Data records →
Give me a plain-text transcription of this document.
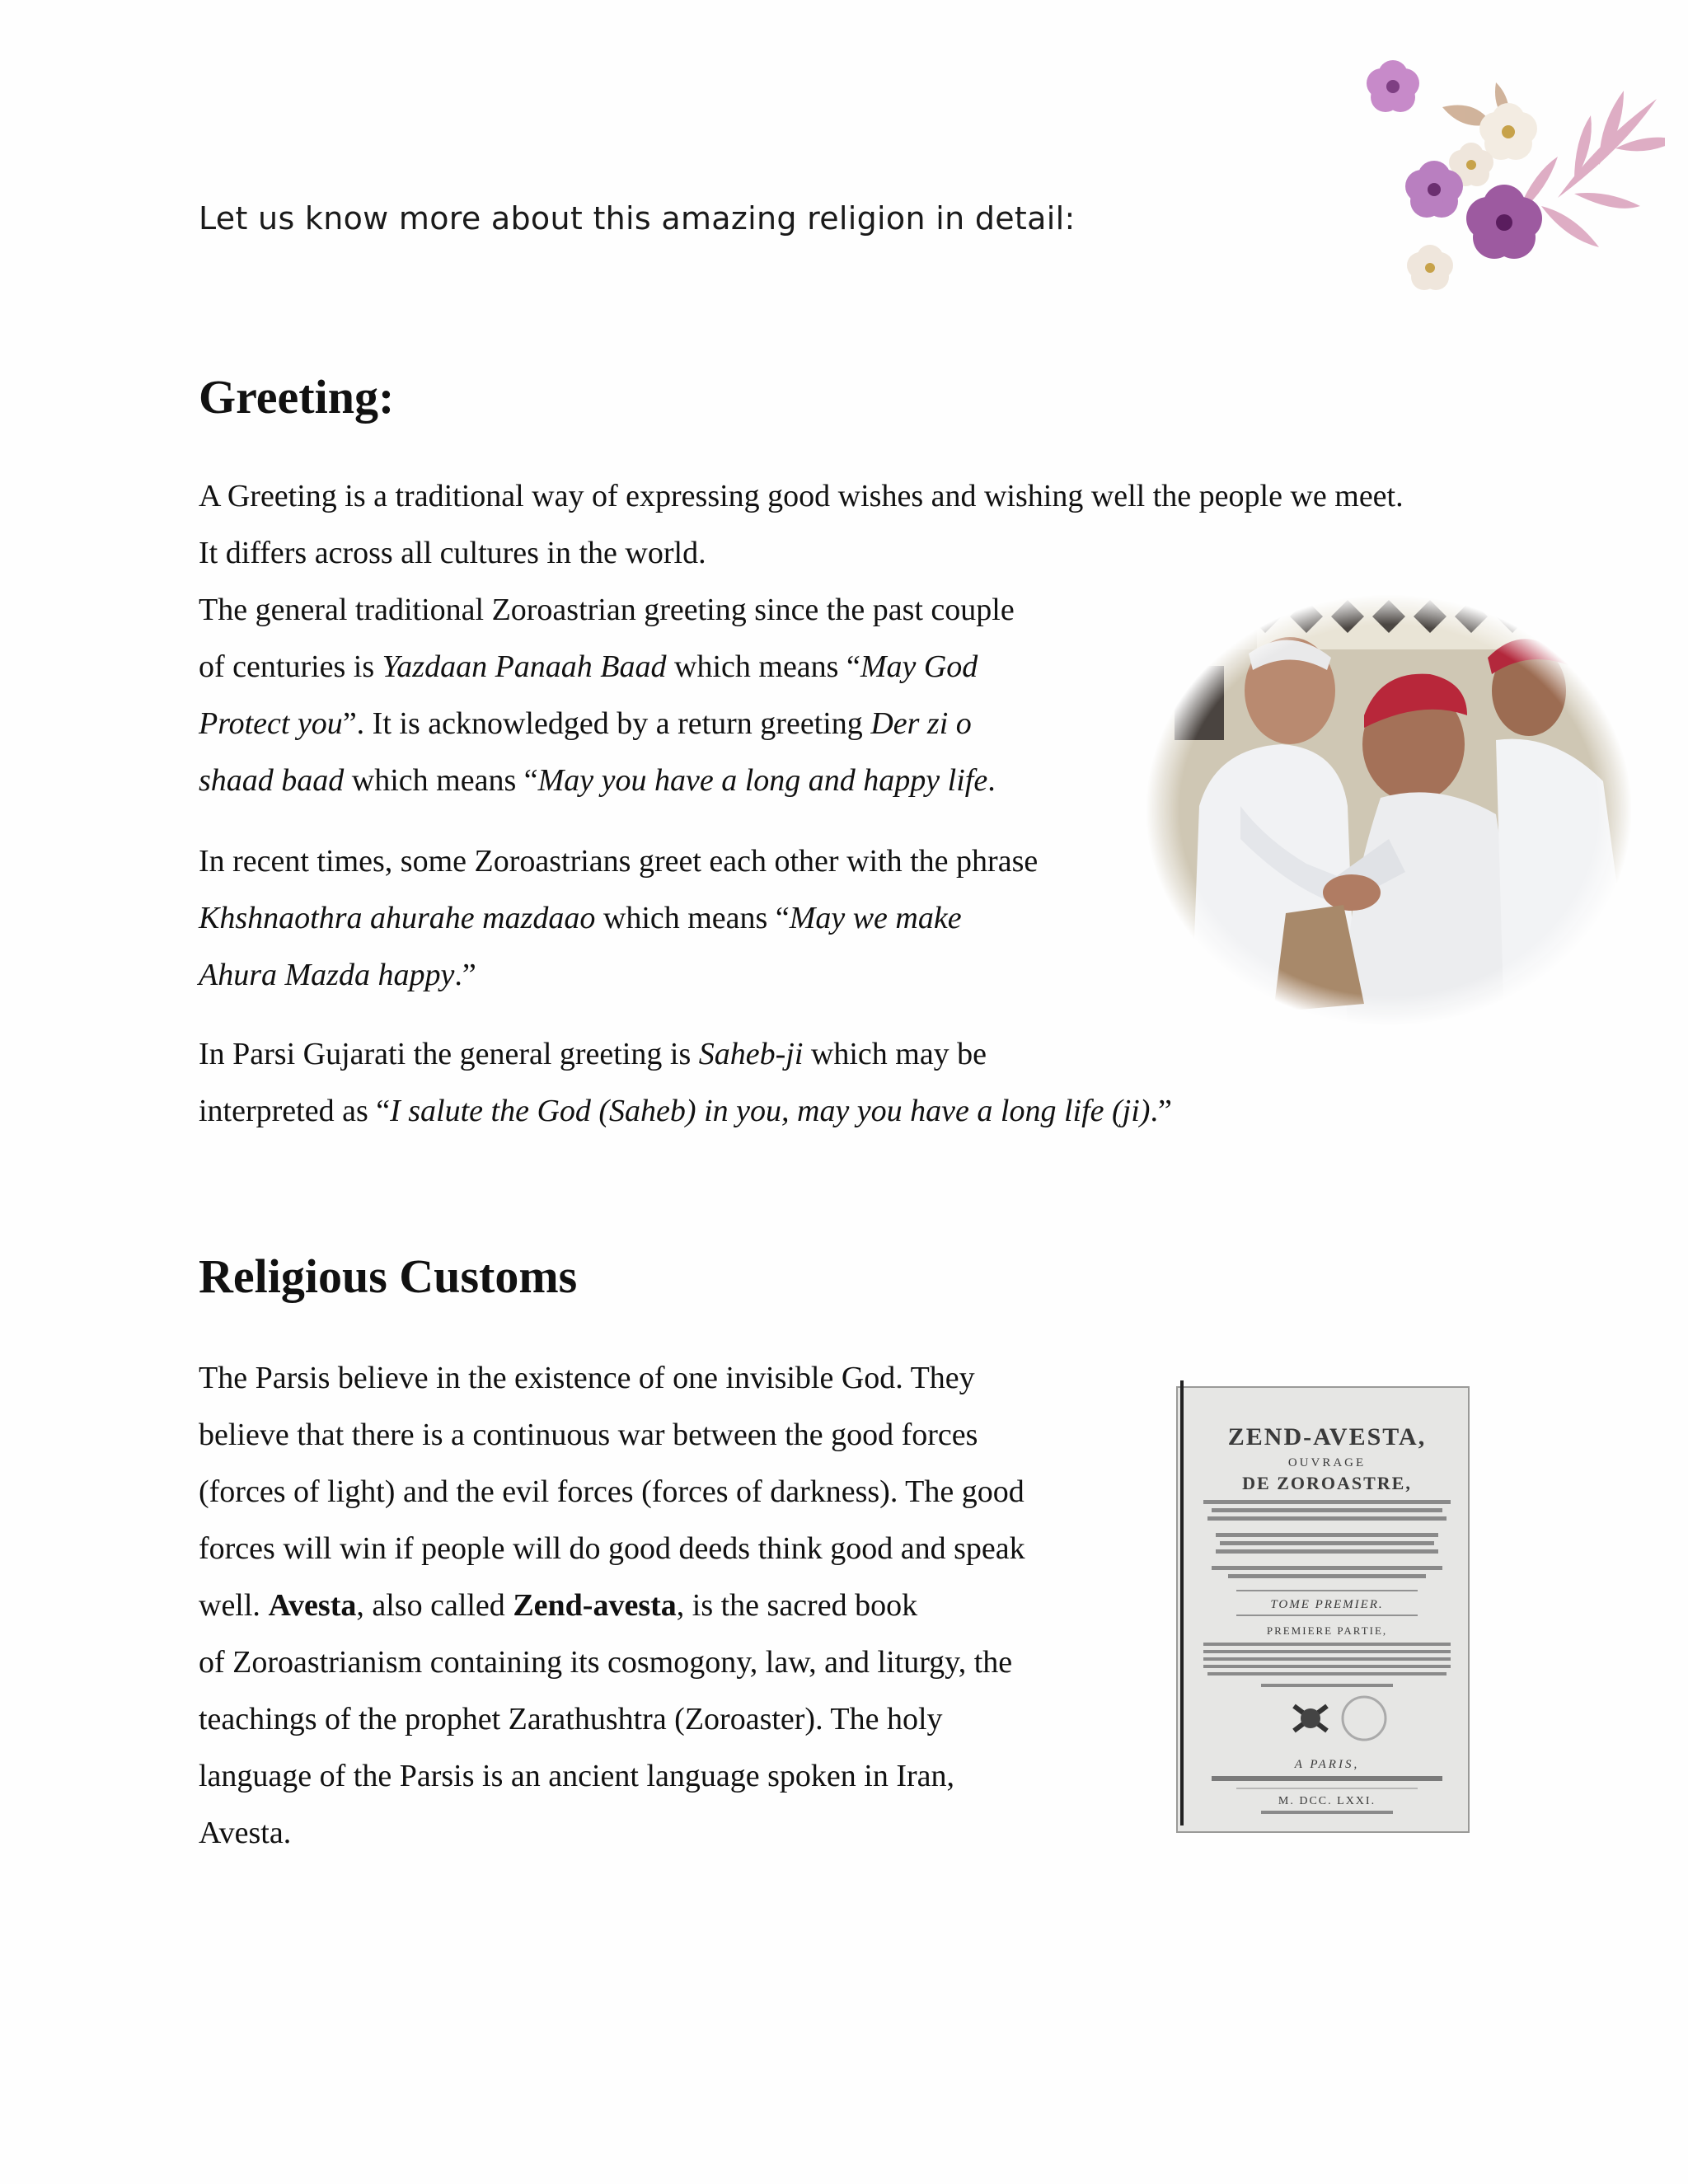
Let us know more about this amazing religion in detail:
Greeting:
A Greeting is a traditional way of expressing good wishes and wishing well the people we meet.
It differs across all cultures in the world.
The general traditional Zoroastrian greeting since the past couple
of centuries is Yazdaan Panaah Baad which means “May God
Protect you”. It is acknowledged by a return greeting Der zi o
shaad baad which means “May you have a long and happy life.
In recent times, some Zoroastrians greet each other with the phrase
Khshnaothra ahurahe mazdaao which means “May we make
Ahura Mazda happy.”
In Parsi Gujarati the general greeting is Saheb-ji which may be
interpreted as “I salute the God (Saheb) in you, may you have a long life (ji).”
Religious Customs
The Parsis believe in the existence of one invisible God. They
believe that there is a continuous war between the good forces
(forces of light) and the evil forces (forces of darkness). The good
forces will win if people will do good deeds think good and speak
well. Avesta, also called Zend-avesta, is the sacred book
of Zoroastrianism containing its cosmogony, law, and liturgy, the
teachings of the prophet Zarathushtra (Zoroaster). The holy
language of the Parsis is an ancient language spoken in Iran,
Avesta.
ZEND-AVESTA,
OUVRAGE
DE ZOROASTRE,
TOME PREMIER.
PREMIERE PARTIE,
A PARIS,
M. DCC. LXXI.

==

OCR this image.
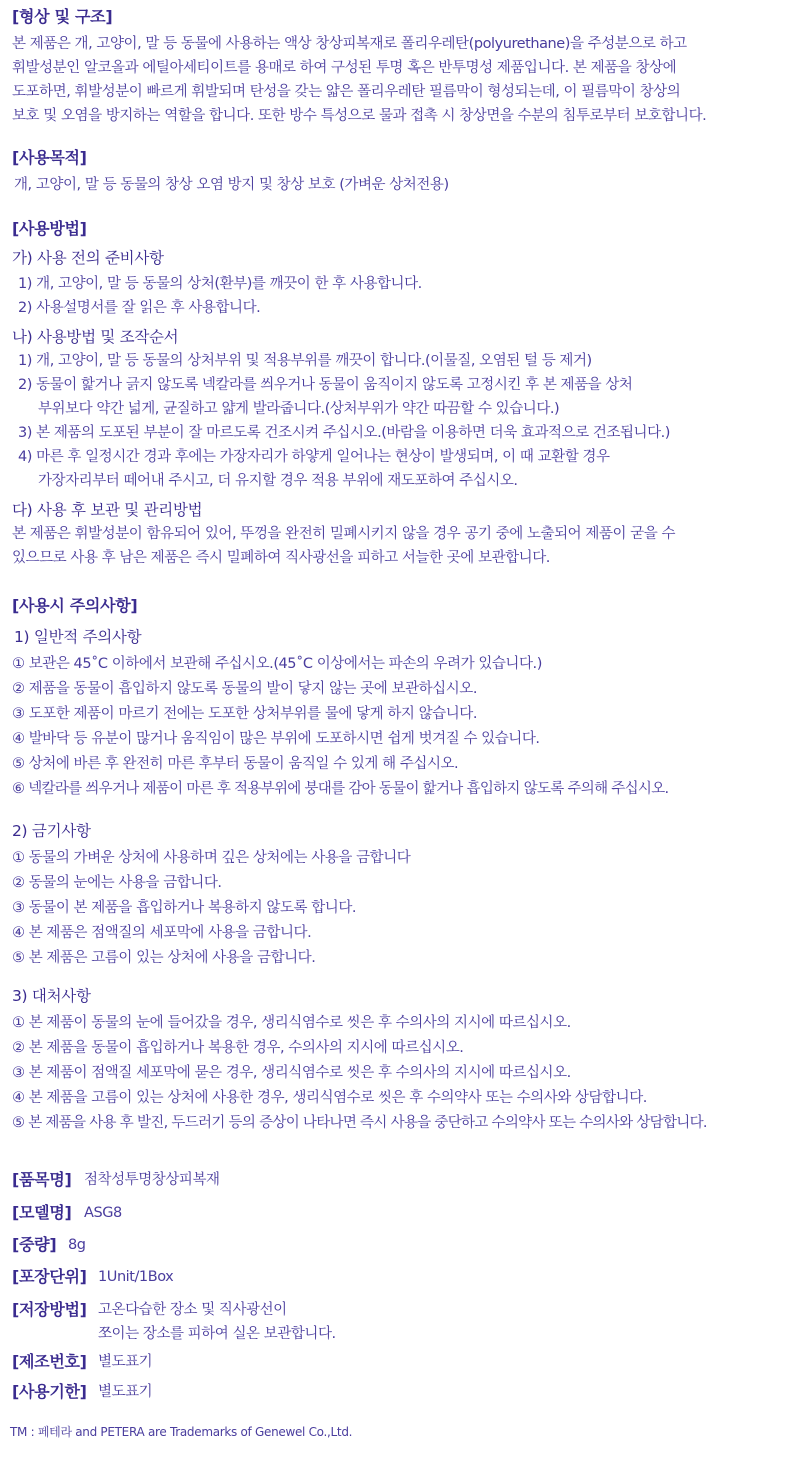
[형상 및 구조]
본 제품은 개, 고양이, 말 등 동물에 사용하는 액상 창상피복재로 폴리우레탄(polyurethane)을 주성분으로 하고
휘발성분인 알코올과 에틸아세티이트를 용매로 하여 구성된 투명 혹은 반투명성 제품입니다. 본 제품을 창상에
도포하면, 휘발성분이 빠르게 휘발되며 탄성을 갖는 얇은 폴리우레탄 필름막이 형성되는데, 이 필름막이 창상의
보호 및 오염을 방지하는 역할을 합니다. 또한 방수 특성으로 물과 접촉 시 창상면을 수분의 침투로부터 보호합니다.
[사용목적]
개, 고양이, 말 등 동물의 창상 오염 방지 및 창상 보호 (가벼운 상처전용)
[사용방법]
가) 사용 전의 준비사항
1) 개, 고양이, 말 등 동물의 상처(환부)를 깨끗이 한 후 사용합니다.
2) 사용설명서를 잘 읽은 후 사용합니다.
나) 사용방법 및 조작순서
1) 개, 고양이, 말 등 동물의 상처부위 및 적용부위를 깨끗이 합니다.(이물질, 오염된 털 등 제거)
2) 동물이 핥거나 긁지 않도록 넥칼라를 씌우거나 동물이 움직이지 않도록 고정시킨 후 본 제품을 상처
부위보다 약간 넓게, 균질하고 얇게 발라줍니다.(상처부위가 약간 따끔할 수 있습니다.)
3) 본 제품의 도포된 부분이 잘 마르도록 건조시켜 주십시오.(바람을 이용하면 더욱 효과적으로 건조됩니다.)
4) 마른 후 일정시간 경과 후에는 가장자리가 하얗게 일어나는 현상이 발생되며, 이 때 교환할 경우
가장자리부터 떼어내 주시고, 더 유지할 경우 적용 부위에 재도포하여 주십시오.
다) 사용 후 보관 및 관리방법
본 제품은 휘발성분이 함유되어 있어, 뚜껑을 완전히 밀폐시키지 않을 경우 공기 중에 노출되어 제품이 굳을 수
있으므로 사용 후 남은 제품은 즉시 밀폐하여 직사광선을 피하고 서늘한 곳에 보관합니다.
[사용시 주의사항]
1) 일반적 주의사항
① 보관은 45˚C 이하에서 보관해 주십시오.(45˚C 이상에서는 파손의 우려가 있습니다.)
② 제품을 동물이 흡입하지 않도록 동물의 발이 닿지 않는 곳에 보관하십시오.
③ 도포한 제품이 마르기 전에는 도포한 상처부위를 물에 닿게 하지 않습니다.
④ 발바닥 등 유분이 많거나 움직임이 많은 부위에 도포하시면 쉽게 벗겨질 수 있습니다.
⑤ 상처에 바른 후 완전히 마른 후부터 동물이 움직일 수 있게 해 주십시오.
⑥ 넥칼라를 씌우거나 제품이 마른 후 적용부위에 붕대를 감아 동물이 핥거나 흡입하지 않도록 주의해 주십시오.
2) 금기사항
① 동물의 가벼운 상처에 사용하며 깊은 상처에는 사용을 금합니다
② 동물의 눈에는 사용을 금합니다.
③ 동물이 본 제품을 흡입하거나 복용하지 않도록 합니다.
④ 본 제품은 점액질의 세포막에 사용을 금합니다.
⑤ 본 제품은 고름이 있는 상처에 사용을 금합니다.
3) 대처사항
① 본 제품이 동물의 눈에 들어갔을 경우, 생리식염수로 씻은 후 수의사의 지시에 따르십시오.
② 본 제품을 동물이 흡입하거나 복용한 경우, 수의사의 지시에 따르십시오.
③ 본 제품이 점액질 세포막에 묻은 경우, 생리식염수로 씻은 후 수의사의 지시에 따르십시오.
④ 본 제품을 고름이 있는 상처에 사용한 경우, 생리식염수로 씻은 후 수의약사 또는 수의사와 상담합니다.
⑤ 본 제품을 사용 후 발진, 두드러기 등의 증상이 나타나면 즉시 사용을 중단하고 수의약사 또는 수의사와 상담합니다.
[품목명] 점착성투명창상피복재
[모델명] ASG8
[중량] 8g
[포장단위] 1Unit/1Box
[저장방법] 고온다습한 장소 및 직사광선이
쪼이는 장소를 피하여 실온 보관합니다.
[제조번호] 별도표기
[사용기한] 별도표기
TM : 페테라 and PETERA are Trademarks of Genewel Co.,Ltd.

Problem to work on →
Filter the listing for the word "상담합니다" and copy every line that holds it.

Response below →
④ 본 제품을 고름이 있는 상처에 사용한 경우, 생리식염수로 씻은 후 수의약사 또는 수의사와 상담합니다.
⑤ 본 제품을 사용 후 발진, 두드러기 등의 증상이 나타나면 즉시 사용을 중단하고 수의약사 또는 수의사와 상담합니다.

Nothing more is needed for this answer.